_SET TASK_
Copy every record exactly, and keep the pictures out.

_MATERIAL PROVIDED_
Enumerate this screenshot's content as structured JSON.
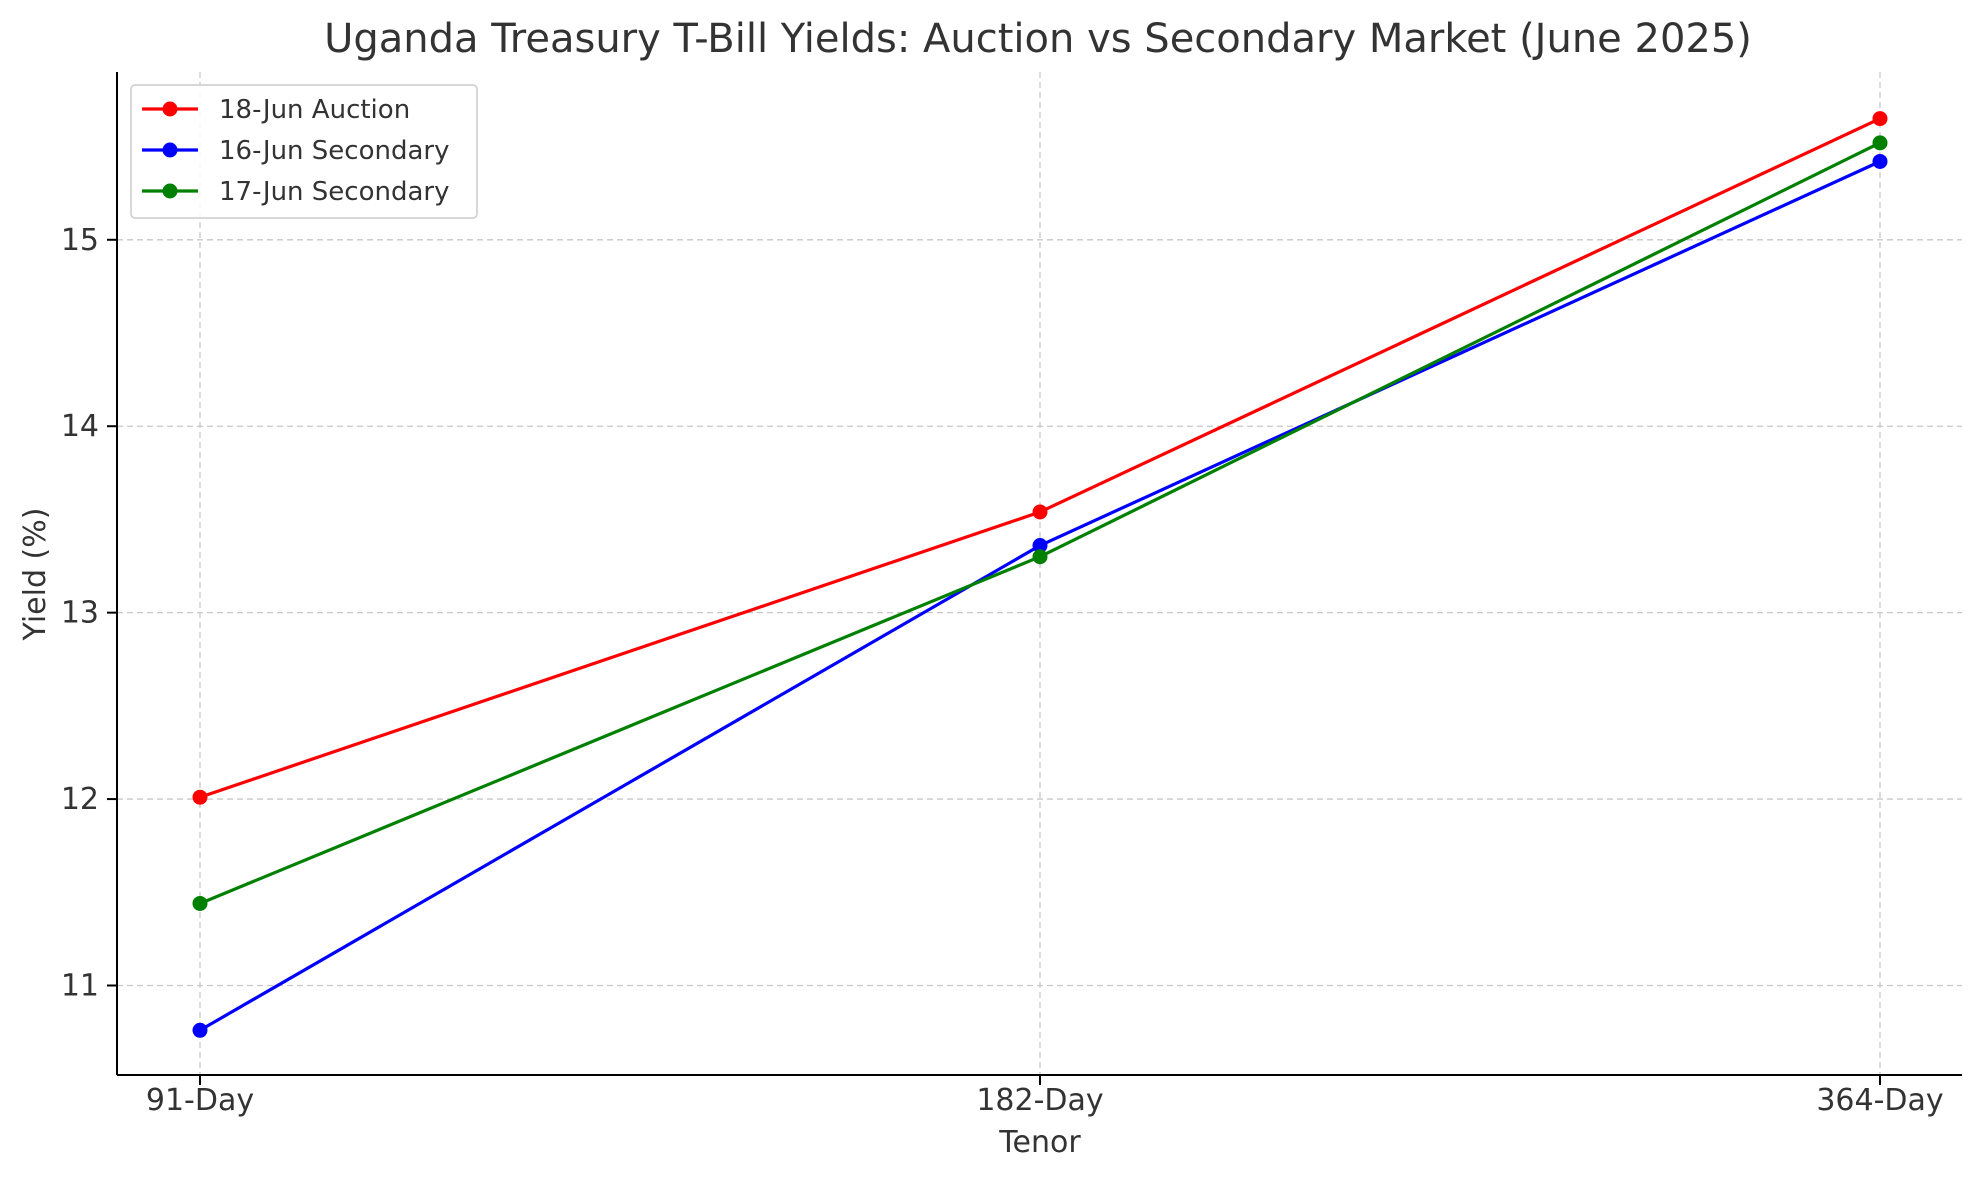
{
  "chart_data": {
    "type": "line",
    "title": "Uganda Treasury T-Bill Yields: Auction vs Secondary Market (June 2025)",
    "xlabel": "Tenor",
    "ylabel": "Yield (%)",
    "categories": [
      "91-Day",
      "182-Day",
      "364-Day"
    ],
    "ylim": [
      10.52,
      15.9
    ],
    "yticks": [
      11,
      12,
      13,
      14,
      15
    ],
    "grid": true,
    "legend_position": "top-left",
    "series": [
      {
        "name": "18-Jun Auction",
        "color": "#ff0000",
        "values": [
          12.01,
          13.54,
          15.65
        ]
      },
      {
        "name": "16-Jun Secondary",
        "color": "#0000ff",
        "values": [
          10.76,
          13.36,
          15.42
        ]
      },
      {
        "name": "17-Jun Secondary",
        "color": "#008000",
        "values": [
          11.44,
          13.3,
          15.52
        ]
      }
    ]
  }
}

_FULL SOLUTION_
Enumerate this screenshot's content as structured JSON.
{
  "chart_data": {
    "type": "line",
    "title": "Uganda Treasury T-Bill Yields: Auction vs Secondary Market (June 2025)",
    "xlabel": "Tenor",
    "ylabel": "Yield (%)",
    "categories": [
      "91-Day",
      "182-Day",
      "364-Day"
    ],
    "ylim": [
      10.52,
      15.9
    ],
    "yticks": [
      11,
      12,
      13,
      14,
      15
    ],
    "grid": true,
    "legend_position": "top-left",
    "series": [
      {
        "name": "18-Jun Auction",
        "color": "#ff0000",
        "values": [
          12.01,
          13.54,
          15.65
        ]
      },
      {
        "name": "16-Jun Secondary",
        "color": "#0000ff",
        "values": [
          10.76,
          13.36,
          15.42
        ]
      },
      {
        "name": "17-Jun Secondary",
        "color": "#008000",
        "values": [
          11.44,
          13.3,
          15.52
        ]
      }
    ]
  }
}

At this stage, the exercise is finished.